> Material
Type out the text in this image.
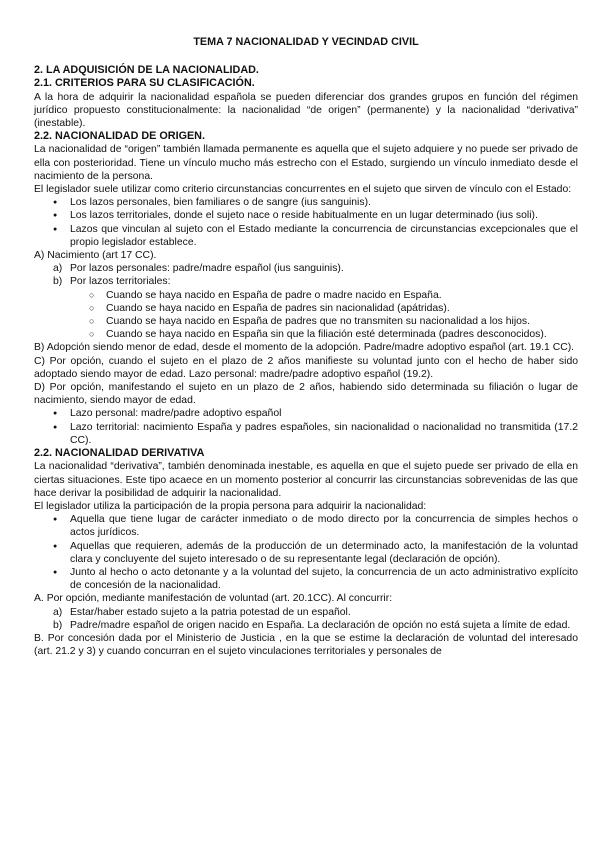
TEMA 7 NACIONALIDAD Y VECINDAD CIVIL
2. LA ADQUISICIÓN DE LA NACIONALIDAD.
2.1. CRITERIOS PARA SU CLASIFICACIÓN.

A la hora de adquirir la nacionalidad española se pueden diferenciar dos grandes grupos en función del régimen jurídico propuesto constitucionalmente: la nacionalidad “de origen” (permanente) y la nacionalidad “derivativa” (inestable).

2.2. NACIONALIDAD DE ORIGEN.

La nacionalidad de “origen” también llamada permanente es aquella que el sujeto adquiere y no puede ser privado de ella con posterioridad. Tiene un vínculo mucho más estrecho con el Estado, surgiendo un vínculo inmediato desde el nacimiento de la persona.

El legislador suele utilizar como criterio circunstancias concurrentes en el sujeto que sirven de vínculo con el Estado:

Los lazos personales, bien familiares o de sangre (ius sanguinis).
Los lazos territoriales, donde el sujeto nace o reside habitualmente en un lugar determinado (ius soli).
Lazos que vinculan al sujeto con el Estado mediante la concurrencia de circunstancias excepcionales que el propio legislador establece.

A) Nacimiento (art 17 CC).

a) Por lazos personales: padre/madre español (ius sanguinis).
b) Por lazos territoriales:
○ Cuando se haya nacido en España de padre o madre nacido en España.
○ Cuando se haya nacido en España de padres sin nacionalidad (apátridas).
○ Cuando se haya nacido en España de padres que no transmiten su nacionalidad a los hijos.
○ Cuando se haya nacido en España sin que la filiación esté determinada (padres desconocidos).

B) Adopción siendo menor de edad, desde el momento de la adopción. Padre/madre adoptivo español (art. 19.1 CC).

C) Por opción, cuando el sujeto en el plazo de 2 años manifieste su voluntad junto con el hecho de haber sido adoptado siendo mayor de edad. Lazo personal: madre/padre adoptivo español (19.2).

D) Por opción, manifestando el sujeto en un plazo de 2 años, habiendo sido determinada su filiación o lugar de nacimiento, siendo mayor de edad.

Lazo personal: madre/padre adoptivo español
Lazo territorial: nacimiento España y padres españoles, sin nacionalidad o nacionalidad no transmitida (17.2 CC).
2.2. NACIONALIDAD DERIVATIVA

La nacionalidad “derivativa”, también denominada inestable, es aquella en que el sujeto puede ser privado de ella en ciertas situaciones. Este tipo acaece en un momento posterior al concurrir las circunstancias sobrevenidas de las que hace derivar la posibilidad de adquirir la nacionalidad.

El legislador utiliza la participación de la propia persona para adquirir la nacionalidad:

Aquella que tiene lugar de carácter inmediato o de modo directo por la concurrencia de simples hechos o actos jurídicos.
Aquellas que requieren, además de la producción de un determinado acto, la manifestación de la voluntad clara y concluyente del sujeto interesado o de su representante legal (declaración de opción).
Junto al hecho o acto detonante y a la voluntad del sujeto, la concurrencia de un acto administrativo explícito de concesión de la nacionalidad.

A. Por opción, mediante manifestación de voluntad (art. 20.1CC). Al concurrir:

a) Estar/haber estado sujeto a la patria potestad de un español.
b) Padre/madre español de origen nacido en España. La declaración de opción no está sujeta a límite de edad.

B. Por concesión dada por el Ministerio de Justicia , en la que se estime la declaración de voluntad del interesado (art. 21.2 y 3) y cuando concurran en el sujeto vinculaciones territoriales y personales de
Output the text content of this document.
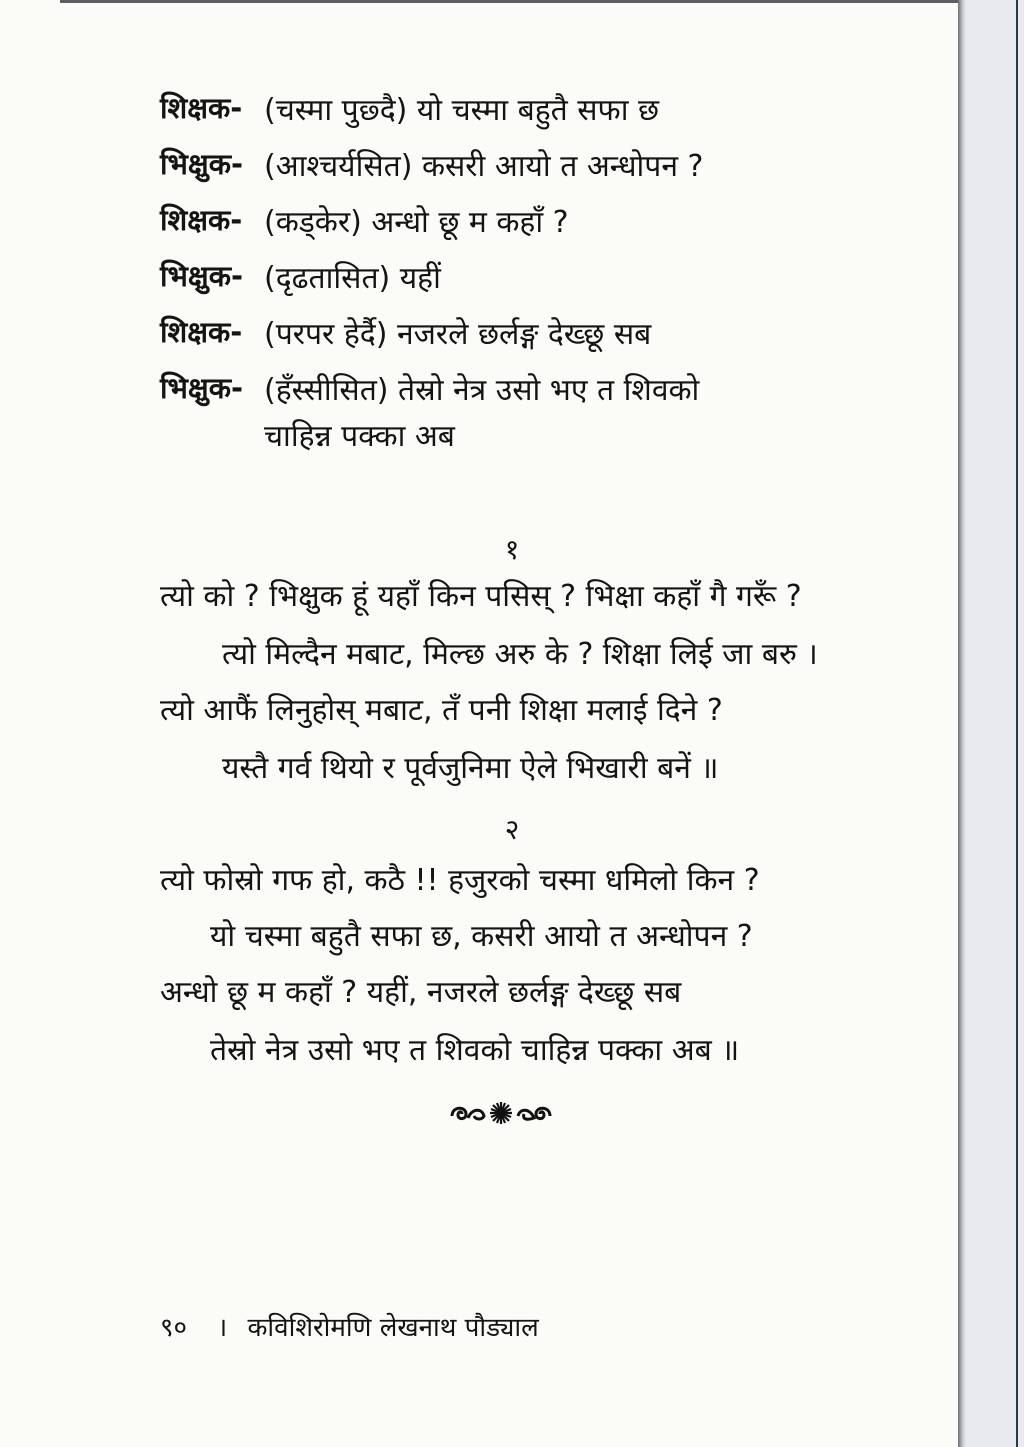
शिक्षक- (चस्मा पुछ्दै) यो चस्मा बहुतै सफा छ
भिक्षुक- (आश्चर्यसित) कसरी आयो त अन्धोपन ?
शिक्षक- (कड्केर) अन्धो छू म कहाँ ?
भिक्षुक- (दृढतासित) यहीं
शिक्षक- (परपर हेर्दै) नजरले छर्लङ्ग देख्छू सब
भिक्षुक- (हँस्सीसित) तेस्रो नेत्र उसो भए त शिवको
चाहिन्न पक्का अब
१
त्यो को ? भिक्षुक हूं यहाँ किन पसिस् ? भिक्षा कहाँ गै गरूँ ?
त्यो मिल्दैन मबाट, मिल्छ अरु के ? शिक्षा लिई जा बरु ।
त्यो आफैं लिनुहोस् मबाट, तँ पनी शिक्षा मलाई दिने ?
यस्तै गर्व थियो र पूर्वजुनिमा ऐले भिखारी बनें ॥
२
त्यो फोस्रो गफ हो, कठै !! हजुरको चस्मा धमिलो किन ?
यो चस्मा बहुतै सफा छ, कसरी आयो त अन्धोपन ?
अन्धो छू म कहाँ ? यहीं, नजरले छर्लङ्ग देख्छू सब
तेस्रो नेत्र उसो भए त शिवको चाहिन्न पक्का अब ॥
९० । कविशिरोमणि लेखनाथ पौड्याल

> To do
Leave the pictures out, and reproduce only the lines from the line holding "Output the text content of this document." through the last line of the material, both included.

> The completed task
Output the text content of this document.
शिक्षक- (चस्मा पुछ्दै) यो चस्मा बहुतै सफा छ
भिक्षुक- (आश्चर्यसित) कसरी आयो त अन्धोपन ?
शिक्षक- (कड्केर) अन्धो छू म कहाँ ?
भिक्षुक- (दृढतासित) यहीं
शिक्षक- (परपर हेर्दै) नजरले छर्लङ्ग देख्छू सब
भिक्षुक- (हँस्सीसित) तेस्रो नेत्र उसो भए त शिवको
चाहिन्न पक्का अब
१
त्यो को ? भिक्षुक हूं यहाँ किन पसिस् ? भिक्षा कहाँ गै गरूँ ?
त्यो मिल्दैन मबाट, मिल्छ अरु के ? शिक्षा लिई जा बरु ।
त्यो आफैं लिनुहोस् मबाट, तँ पनी शिक्षा मलाई दिने ?
यस्तै गर्व थियो र पूर्वजुनिमा ऐले भिखारी बनें ॥
२
त्यो फोस्रो गफ हो, कठै !! हजुरको चस्मा धमिलो किन ?
यो चस्मा बहुतै सफा छ, कसरी आयो त अन्धोपन ?
अन्धो छू म कहाँ ? यहीं, नजरले छर्लङ्ग देख्छू सब
तेस्रो नेत्र उसो भए त शिवको चाहिन्न पक्का अब ॥
९० । कविशिरोमणि लेखनाथ पौड्याल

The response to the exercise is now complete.